[start of DATA EXTRACT]

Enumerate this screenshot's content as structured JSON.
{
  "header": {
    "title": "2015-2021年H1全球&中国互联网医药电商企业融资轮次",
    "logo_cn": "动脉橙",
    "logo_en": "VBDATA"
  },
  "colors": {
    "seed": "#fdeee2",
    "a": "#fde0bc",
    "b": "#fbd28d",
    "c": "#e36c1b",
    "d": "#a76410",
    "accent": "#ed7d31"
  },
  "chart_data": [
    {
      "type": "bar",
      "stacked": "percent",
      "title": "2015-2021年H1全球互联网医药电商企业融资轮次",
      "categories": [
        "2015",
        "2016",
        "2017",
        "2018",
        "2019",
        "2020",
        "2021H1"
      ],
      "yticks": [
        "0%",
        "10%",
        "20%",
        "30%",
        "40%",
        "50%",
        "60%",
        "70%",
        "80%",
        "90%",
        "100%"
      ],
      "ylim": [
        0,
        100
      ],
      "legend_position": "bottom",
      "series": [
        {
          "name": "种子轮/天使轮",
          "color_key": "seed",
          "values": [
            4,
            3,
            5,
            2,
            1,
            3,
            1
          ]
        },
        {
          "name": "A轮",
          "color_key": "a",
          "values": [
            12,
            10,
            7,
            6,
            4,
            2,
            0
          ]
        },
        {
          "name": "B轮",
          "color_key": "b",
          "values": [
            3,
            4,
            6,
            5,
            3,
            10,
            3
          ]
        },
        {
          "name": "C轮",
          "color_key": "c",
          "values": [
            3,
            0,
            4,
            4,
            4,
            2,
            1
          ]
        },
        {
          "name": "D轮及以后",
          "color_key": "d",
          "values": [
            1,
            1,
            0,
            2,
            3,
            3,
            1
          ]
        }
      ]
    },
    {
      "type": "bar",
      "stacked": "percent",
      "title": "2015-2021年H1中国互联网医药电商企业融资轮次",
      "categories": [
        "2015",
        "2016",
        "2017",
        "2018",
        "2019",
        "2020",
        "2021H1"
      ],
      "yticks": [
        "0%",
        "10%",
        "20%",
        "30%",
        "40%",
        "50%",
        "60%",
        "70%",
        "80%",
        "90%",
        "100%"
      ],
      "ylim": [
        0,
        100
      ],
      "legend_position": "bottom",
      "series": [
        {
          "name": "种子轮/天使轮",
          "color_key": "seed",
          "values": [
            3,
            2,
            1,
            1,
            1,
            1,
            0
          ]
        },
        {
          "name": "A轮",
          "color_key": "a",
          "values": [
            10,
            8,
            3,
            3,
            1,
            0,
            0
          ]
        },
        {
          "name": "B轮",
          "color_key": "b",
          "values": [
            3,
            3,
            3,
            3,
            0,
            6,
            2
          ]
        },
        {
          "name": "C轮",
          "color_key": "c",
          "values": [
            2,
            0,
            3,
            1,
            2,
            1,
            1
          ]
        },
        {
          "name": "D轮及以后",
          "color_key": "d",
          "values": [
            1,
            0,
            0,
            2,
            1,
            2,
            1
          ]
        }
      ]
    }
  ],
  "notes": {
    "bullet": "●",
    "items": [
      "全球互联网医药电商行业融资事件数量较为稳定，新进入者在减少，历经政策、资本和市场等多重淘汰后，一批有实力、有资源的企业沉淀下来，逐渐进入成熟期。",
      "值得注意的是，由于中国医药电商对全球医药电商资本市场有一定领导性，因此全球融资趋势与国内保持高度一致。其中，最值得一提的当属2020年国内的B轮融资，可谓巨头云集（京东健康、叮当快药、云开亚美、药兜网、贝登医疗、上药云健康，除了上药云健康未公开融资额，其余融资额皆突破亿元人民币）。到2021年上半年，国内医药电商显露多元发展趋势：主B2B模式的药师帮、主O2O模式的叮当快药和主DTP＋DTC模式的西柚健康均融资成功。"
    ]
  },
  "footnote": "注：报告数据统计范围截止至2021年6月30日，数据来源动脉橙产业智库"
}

[end of DATA EXTRACT]

PROBLEM DETAILS => Type out the entries again, word for word.

REPLY TO THE TASK =>
Enumerate this screenshot's content as structured JSON.
{
  "header": {
    "title": "2015-2021年H1全球&中国互联网医药电商企业融资轮次",
    "logo_cn": "动脉橙",
    "logo_en": "VBDATA"
  },
  "colors": {
    "seed": "#fdeee2",
    "a": "#fde0bc",
    "b": "#fbd28d",
    "c": "#e36c1b",
    "d": "#a76410",
    "accent": "#ed7d31"
  },
  "chart_data": [
    {
      "type": "bar",
      "stacked": "percent",
      "title": "2015-2021年H1全球互联网医药电商企业融资轮次",
      "categories": [
        "2015",
        "2016",
        "2017",
        "2018",
        "2019",
        "2020",
        "2021H1"
      ],
      "yticks": [
        "0%",
        "10%",
        "20%",
        "30%",
        "40%",
        "50%",
        "60%",
        "70%",
        "80%",
        "90%",
        "100%"
      ],
      "ylim": [
        0,
        100
      ],
      "legend_position": "bottom",
      "series": [
        {
          "name": "种子轮/天使轮",
          "color_key": "seed",
          "values": [
            4,
            3,
            5,
            2,
            1,
            3,
            1
          ]
        },
        {
          "name": "A轮",
          "color_key": "a",
          "values": [
            12,
            10,
            7,
            6,
            4,
            2,
            0
          ]
        },
        {
          "name": "B轮",
          "color_key": "b",
          "values": [
            3,
            4,
            6,
            5,
            3,
            10,
            3
          ]
        },
        {
          "name": "C轮",
          "color_key": "c",
          "values": [
            3,
            0,
            4,
            4,
            4,
            2,
            1
          ]
        },
        {
          "name": "D轮及以后",
          "color_key": "d",
          "values": [
            1,
            1,
            0,
            2,
            3,
            3,
            1
          ]
        }
      ]
    },
    {
      "type": "bar",
      "stacked": "percent",
      "title": "2015-2021年H1中国互联网医药电商企业融资轮次",
      "categories": [
        "2015",
        "2016",
        "2017",
        "2018",
        "2019",
        "2020",
        "2021H1"
      ],
      "yticks": [
        "0%",
        "10%",
        "20%",
        "30%",
        "40%",
        "50%",
        "60%",
        "70%",
        "80%",
        "90%",
        "100%"
      ],
      "ylim": [
        0,
        100
      ],
      "legend_position": "bottom",
      "series": [
        {
          "name": "种子轮/天使轮",
          "color_key": "seed",
          "values": [
            3,
            2,
            1,
            1,
            1,
            1,
            0
          ]
        },
        {
          "name": "A轮",
          "color_key": "a",
          "values": [
            10,
            8,
            3,
            3,
            1,
            0,
            0
          ]
        },
        {
          "name": "B轮",
          "color_key": "b",
          "values": [
            3,
            3,
            3,
            3,
            0,
            6,
            2
          ]
        },
        {
          "name": "C轮",
          "color_key": "c",
          "values": [
            2,
            0,
            3,
            1,
            2,
            1,
            1
          ]
        },
        {
          "name": "D轮及以后",
          "color_key": "d",
          "values": [
            1,
            0,
            0,
            2,
            1,
            2,
            1
          ]
        }
      ]
    }
  ],
  "notes": {
    "bullet": "●",
    "items": [
      "全球互联网医药电商行业融资事件数量较为稳定，新进入者在减少，历经政策、资本和市场等多重淘汰后，一批有实力、有资源的企业沉淀下来，逐渐进入成熟期。",
      "值得注意的是，由于中国医药电商对全球医药电商资本市场有一定领导性，因此全球融资趋势与国内保持高度一致。其中，最值得一提的当属2020年国内的B轮融资，可谓巨头云集（京东健康、叮当快药、云开亚美、药兜网、贝登医疗、上药云健康，除了上药云健康未公开融资额，其余融资额皆突破亿元人民币）。到2021年上半年，国内医药电商显露多元发展趋势：主B2B模式的药师帮、主O2O模式的叮当快药和主DTP＋DTC模式的西柚健康均融资成功。"
    ]
  },
  "footnote": "注：报告数据统计范围截止至2021年6月30日，数据来源动脉橙产业智库"
}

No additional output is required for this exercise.